■ **INSTRUÇÕES DA TAREFA**
De acordo com o texto sobre o apagão habitacional no Brasil, quantas unidades habitacionais destinadas à população pobre terão a construção interrompida?

■ **TRECHO PARA LEITURA**
+-------+

Não tinha teto nem tinha nada: o apagão habitacional no Brasil
O que fazer quando o governo federal não investe em habitação?
Rodrigo Iacovini
rodrigo@polis.org.br
Em meio ao show de horrores orçamentário promovido pelo governo federal, os programas habitacionais não saíram ilesos. Com um corte de mais de 98% do orçamento, será interrompida a construção de 200 mil unidades habitacionais destinadas à população pobre brasileira. De nada adiantou rebatizarem o programa habitacional, já que agora não há mais “Minha Casa”, não há “Minha Vida”, nem “Casa Verde”, muito menos “Amarela”.
Criado ainda no Governo Lula, o programa Minha Casa, Minha Vida (MCMV) foi alvo de críticas desde o seu lançamento, em que pese seu grande apelo popular – afinal, quem não lembra que a então ministra da Casa Civil, Dilma Rousseff, passou a ser conhecida como a “mãe do MCMV” e, com isso, ganhou força na corrida presidencial? No entanto, o modelo adotado pelo programa era falho do ponto de vista da efetivação do direito à moradia adequada, especialmente para os mais pobres dentre os mais pobres, como demonstramos em pesquisa.
Mesmo assim, o programa se tornou a principal ação pública no campo habitacional no país, concentrando a maior parte dos recursos destinados ao setor e alimentando a indústria da construção civil. Agora, nem isso. Como ficou evidente, sequer a dimensão econômica do programa comove Bolsonaro e Guedes, já que esta canetada custará a extinção de 250 mil empregos diretos e 625 mil empregos indiretos.
Em meio a esse contexto, recebi Guilherme Boulos para uma aula no curso Mergulhando no Direito à Moradia, na última terça-feira, quando compartilhou como o Movimento dos Trabalhadores Sem Teto (MTST) atua não apenas na reivindicação, mas também na implementação direta desse direito. Inevitavelmente, um participante perguntou no momento do debate: “O que você faria se fosse presidente?”
Mais do que à excelente resposta que se seguiu, precisamos prestar atenção à própria pergunta. Obviamente, ela foi lançada devido ao fato de Boulos ter concorrido à Presidência e à Prefeitura de São Paulo nas últimas eleições. Contudo, ela deveria ser feita a cada um de nós: o que gostaríamos de promover no campo habitacional caso estivéssemos à frente do governo federal? Precisamos estimular nossa imaginação e ousadia no tema da moradia para fugir à tentação de simplesmente responder dizendo que manteríamos o investimento no programa. Isso é o óbvio. Manteríamos o orçamento pelo menos para que não houvesse a interrupção dos empreendimentos já contratados e em fase de construção. E além disso? O que acreditamos que seja necessário hoje para enfrentar a questão da moradia? Superando a ideia limitada de déficit habitacional e do atendimento centrado na produção de novas unidades habitacionais, que outros processos, políticas, programas e projetos promoveríamos no âmbito federal?
A pergunta é importantíssima, não apenas pelo que declara, mas também pela sua incompletude. Nem só de governo federal vive a habitação.

+-------+

■ **Entradas de dados armazenados**
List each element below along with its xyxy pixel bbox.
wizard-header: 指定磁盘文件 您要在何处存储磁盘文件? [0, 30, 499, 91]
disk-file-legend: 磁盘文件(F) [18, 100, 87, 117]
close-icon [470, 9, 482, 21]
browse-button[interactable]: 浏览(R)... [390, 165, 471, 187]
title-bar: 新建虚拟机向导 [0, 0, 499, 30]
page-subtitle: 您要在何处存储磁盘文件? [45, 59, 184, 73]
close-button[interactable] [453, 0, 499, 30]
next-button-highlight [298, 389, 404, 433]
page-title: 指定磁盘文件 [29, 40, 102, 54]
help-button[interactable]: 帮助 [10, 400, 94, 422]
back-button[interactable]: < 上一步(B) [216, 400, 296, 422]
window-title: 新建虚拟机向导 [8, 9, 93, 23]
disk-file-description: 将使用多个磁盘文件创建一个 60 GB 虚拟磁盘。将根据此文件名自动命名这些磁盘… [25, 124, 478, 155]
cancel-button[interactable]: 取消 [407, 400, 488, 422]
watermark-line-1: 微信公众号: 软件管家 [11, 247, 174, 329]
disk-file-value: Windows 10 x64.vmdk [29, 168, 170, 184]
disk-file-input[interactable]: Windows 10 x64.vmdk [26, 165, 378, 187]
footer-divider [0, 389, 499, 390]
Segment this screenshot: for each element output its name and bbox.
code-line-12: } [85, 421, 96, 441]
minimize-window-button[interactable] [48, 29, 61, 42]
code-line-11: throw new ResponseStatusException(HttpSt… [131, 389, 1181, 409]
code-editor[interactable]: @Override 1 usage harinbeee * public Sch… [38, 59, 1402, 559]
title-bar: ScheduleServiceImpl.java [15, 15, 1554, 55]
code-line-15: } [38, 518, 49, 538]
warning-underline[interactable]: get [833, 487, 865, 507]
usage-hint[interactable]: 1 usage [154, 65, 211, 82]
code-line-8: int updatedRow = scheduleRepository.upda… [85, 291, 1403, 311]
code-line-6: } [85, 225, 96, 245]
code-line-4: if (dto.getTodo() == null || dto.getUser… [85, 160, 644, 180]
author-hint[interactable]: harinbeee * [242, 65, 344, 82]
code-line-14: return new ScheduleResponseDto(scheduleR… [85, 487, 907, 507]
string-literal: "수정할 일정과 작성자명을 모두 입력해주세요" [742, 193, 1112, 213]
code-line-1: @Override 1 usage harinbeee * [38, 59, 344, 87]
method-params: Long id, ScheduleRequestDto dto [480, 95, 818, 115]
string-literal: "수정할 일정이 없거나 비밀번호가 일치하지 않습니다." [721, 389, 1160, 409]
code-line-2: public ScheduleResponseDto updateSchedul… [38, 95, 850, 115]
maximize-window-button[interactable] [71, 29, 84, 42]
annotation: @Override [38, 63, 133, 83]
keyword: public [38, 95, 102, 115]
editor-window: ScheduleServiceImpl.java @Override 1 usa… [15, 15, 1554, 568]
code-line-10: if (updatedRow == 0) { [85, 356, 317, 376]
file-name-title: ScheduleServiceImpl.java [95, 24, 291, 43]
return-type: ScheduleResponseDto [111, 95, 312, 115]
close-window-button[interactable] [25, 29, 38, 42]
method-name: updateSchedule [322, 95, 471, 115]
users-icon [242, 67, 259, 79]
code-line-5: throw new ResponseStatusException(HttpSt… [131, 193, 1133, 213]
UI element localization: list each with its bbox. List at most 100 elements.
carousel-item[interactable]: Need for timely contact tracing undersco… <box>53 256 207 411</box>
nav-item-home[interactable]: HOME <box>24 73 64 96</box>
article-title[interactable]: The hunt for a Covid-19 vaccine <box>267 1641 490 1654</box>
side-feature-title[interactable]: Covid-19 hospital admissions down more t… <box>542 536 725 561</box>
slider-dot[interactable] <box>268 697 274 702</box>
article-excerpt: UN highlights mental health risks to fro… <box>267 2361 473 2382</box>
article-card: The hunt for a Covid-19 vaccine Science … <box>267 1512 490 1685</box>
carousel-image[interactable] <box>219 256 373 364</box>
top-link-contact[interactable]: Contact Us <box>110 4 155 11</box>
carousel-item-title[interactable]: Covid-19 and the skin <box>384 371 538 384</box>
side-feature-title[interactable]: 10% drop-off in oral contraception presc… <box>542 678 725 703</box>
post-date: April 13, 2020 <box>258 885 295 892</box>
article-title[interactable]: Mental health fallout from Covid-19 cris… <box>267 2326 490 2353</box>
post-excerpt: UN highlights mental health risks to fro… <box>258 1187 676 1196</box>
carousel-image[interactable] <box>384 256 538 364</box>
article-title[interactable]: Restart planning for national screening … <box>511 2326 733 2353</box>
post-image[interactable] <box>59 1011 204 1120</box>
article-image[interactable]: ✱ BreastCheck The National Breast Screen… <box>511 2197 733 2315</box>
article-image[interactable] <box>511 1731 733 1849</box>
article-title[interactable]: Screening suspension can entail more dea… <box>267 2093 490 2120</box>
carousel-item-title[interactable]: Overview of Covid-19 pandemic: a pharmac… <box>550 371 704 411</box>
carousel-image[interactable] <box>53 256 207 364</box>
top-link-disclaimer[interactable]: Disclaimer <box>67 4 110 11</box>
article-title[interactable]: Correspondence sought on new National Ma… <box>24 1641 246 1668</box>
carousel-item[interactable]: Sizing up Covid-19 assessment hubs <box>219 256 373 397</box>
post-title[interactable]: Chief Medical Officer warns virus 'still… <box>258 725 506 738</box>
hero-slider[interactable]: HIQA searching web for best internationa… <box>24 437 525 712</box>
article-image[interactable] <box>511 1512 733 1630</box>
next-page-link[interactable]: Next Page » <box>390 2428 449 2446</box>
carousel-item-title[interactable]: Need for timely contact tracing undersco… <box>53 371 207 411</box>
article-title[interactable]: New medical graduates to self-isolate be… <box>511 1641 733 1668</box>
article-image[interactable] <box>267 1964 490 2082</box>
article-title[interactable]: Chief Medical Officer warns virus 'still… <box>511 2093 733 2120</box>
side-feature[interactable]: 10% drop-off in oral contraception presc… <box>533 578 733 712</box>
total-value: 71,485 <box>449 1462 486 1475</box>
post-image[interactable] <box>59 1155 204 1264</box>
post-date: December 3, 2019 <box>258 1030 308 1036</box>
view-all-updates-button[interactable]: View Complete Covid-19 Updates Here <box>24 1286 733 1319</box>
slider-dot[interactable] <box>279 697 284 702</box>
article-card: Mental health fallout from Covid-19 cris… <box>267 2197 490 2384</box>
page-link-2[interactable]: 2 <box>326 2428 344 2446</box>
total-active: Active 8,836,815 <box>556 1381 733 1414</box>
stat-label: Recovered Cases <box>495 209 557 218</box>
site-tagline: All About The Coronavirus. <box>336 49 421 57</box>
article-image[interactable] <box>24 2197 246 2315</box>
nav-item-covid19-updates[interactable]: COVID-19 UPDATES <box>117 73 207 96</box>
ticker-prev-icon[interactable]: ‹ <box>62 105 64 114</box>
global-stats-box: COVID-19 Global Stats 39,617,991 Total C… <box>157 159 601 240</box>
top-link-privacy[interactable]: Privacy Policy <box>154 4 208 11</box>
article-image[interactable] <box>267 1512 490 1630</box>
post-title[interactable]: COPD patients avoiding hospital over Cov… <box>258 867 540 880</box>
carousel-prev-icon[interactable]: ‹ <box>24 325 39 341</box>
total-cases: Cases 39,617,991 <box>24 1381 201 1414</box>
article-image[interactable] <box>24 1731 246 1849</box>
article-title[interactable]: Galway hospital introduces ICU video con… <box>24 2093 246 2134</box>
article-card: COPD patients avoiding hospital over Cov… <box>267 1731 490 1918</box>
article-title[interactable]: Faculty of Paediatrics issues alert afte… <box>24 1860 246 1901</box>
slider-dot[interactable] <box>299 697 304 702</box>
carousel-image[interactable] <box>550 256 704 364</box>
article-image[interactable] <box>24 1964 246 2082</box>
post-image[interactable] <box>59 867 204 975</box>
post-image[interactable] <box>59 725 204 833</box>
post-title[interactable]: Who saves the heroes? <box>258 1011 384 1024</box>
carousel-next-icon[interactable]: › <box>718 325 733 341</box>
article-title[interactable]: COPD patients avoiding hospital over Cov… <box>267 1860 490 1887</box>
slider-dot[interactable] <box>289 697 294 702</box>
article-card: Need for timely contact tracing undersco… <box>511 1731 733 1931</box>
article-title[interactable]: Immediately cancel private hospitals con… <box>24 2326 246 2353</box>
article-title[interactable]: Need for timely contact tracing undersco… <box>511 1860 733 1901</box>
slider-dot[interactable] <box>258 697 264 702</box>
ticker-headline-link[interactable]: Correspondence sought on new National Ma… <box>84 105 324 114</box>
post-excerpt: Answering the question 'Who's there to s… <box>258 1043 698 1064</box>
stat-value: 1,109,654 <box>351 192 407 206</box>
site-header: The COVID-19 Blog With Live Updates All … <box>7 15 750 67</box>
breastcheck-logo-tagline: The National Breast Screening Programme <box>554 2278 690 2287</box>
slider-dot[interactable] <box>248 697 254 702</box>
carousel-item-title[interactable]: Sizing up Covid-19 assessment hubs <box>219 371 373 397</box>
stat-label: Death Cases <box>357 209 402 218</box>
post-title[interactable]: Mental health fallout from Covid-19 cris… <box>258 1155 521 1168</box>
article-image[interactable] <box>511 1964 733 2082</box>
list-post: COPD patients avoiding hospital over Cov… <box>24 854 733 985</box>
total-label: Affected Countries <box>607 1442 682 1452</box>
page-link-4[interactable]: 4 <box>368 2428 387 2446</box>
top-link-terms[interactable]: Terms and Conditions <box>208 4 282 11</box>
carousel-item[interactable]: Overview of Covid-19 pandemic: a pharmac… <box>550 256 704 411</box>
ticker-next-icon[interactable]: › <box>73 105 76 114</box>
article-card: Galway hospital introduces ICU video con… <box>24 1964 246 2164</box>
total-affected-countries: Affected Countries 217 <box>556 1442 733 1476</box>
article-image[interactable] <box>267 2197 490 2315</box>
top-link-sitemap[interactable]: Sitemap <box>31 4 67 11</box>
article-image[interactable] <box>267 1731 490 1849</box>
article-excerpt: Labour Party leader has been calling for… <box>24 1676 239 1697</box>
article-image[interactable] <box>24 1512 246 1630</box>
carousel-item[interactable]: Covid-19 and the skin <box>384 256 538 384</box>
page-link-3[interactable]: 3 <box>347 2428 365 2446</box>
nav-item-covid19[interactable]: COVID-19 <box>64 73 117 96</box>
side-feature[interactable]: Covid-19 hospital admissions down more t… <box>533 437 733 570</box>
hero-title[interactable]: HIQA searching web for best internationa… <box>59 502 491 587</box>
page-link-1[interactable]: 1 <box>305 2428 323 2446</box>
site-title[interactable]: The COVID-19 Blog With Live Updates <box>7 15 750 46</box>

+-------+

■ **RESPOSTA DA TAREFA**
Será interrompida a construção de 200 mil unidades habitacionais.